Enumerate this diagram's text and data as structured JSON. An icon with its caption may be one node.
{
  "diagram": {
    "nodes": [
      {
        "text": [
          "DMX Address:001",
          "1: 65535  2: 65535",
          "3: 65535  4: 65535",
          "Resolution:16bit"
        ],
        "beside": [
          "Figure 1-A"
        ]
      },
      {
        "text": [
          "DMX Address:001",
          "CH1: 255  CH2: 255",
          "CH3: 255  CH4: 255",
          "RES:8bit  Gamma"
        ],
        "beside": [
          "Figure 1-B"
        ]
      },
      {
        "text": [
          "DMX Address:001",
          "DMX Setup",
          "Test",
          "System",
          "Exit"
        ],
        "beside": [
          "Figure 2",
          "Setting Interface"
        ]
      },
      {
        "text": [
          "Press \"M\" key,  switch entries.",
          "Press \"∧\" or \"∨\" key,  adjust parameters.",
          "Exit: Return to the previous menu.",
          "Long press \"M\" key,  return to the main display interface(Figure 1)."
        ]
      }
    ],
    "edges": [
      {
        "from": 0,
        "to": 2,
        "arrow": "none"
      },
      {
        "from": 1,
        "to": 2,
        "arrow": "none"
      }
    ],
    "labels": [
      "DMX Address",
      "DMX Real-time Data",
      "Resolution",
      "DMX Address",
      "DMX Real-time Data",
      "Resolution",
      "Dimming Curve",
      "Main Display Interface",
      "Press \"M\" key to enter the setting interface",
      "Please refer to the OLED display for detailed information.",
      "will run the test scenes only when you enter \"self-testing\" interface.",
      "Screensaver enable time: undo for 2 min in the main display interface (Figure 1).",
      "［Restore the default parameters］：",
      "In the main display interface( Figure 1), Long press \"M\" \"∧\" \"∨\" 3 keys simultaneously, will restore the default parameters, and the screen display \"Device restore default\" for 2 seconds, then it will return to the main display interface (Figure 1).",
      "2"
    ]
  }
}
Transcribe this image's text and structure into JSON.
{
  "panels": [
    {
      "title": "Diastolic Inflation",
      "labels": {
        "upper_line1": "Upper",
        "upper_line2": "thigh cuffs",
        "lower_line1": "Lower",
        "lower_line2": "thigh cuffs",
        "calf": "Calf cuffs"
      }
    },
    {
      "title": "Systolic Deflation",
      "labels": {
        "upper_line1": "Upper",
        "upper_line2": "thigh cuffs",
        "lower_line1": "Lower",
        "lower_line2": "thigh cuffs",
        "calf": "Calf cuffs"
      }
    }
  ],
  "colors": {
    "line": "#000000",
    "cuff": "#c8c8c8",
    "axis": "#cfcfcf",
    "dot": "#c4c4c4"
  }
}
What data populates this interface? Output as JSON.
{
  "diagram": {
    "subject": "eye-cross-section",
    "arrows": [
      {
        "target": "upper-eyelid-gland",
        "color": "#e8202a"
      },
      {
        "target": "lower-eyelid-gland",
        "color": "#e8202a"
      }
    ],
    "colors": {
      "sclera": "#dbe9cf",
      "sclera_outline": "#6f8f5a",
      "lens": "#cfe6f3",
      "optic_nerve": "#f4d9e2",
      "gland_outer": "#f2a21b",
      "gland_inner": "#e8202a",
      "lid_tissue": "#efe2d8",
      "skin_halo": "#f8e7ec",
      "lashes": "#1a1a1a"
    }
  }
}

■ **What is needed**: Return all of the data exactly as it reads.

■ **Response for this exercise**:
Enumerate this diagram's text and data as structured JSON. An icon with its caption may be one node.
{
  "diagram": {
    "nodes": [
      {
        "text": [
          "DMX Address:001",
          "1: 65535  2: 65535",
          "3: 65535  4: 65535",
          "Resolution:16bit"
        ],
        "beside": [
          "Figure 1-A"
        ]
      },
      {
        "text": [
          "DMX Address:001",
          "CH1: 255  CH2: 255",
          "CH3: 255  CH4: 255",
          "RES:8bit  Gamma"
        ],
        "beside": [
          "Figure 1-B"
        ]
      },
      {
        "text": [
          "DMX Address:001",
          "DMX Setup",
          "Test",
          "System",
          "Exit"
        ],
        "beside": [
          "Figure 2",
          "Setting Interface"
        ]
      },
      {
        "text": [
          "Press \"M\" key,  switch entries.",
          "Press \"∧\" or \"∨\" key,  adjust parameters.",
          "Exit: Return to the previous menu.",
          "Long press \"M\" key,  return to the main display interface(Figure 1)."
        ]
      }
    ],
    "edges": [
      {
        "from": 0,
        "to": 2,
        "arrow": "none"
      },
      {
        "from": 1,
        "to": 2,
        "arrow": "none"
      }
    ],
    "labels": [
      "DMX Address",
      "DMX Real-time Data",
      "Resolution",
      "DMX Address",
      "DMX Real-time Data",
      "Resolution",
      "Dimming Curve",
      "Main Display Interface",
      "Press \"M\" key to enter the setting interface",
      "Please refer to the OLED display for detailed information.",
      "will run the test scenes only when you enter \"self-testing\" interface.",
      "Screensaver enable time: undo for 2 min in the main display interface (Figure 1).",
      "［Restore the default parameters］：",
      "In the main display interface( Figure 1), Long press \"M\" \"∧\" \"∨\" 3 keys simultaneously, will restore the default parameters, and the screen display \"Device restore default\" for 2 seconds, then it will return to the main display interface (Figure 1).",
      "2"
    ]
  }
}
Transcribe this image's text and structure into JSON.
{
  "panels": [
    {
      "title": "Diastolic Inflation",
      "labels": {
        "upper_line1": "Upper",
        "upper_line2": "thigh cuffs",
        "lower_line1": "Lower",
        "lower_line2": "thigh cuffs",
        "calf": "Calf cuffs"
      }
    },
    {
      "title": "Systolic Deflation",
      "labels": {
        "upper_line1": "Upper",
        "upper_line2": "thigh cuffs",
        "lower_line1": "Lower",
        "lower_line2": "thigh cuffs",
        "calf": "Calf cuffs"
      }
    }
  ],
  "colors": {
    "line": "#000000",
    "cuff": "#c8c8c8",
    "axis": "#cfcfcf",
    "dot": "#c4c4c4"
  }
}
What data populates this interface? Output as JSON.
{
  "diagram": {
    "subject": "eye-cross-section",
    "arrows": [
      {
        "target": "upper-eyelid-gland",
        "color": "#e8202a"
      },
      {
        "target": "lower-eyelid-gland",
        "color": "#e8202a"
      }
    ],
    "colors": {
      "sclera": "#dbe9cf",
      "sclera_outline": "#6f8f5a",
      "lens": "#cfe6f3",
      "optic_nerve": "#f4d9e2",
      "gland_outer": "#f2a21b",
      "gland_inner": "#e8202a",
      "lid_tissue": "#efe2d8",
      "skin_halo": "#f8e7ec",
      "lashes": "#1a1a1a"
    }
  }
}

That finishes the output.